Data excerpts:
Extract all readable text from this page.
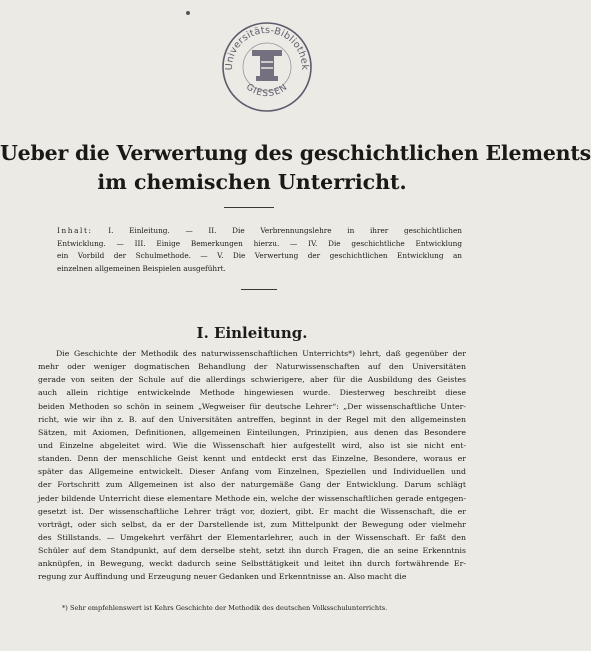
Universitäts-Bibliothek
GIESSEN
Ueber die Verwertung des geschichtlichen Elements
im chemischen Unterricht.
Inhalt: I. Einleitung. — II. Die Verbrennungslehre in ihrer geschichtlichen
Entwicklung. — III. Einige Bemerkungen hierzu. — IV. Die geschichtliche Entwicklung
ein Vorbild der Schulmethode. — V. Die Verwertung der geschichtlichen Entwicklung an
einzelnen allgemeinen Beispielen ausgeführt.
I. Einleitung.
Die Geschichte der Methodik des naturwissenschaftlichen Unterrichts*) lehrt, daß gegenüber der
mehr oder weniger dogmatischen Behandlung der Naturwissenschaften auf den Universitäten
gerade von seiten der Schule auf die allerdings schwierigere, aber für die Ausbildung des Geistes
auch allein richtige entwickelnde Methode hingewiesen wurde. Diesterweg beschreibt diese
beiden Methoden so schön in seinem „Wegweiser für deutsche Lehrer“: „Der wissenschaftliche Unter-
richt, wie wir ihn z. B. auf den Universitäten antreffen, beginnt in der Regel mit den allgemeinsten
Sätzen, mit Axiomen, Definitionen, allgemeinen Einteilungen, Prinzipien, aus denen das Besondere
und Einzelne abgeleitet wird. Wie die Wissenschaft hier aufgestellt wird, also ist sie nicht ent-
standen. Denn der menschliche Geist kennt und entdeckt erst das Einzelne, Besondere, woraus er
später das Allgemeine entwickelt. Dieser Anfang vom Einzelnen, Speziellen und Individuellen und
der Fortschritt zum Allgemeinen ist also der naturgemäße Gang der Entwicklung. Darum schlägt
jeder bildende Unterricht diese elementare Methode ein, welche der wissenschaftlichen gerade entgegen-
gesetzt ist. Der wissenschaftliche Lehrer trägt vor, doziert, gibt. Er macht die Wissenschaft, die er
vorträgt, oder sich selbst, da er der Darstellende ist, zum Mittelpunkt der Bewegung oder vielmehr
des Stillstands. — Umgekehrt verfährt der Elementarlehrer, auch in der Wissenschaft. Er faßt den
Schüler auf dem Standpunkt, auf dem derselbe steht, setzt ihn durch Fragen, die an seine Erkenntnis
anknüpfen, in Bewegung, weckt dadurch seine Selbsttätigkeit und leitet ihn durch fortwährende Er-
regung zur Auffindung und Erzeugung neuer Gedanken und Erkenntnisse an. Also macht die
*) Sehr empfehlenswert ist Kehrs Geschichte der Methodik des deutschen Volksschulunterrichts.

Stated problem: Pick out and copy every line that contains the word "gerade".

Answer for this exercise:
gerade von seiten der Schule auf die allerdings schwierigere, aber für die Ausbildung des Geistes
jeder bildende Unterricht diese elementare Methode ein, welche der wissenschaftlichen gerade entgegen-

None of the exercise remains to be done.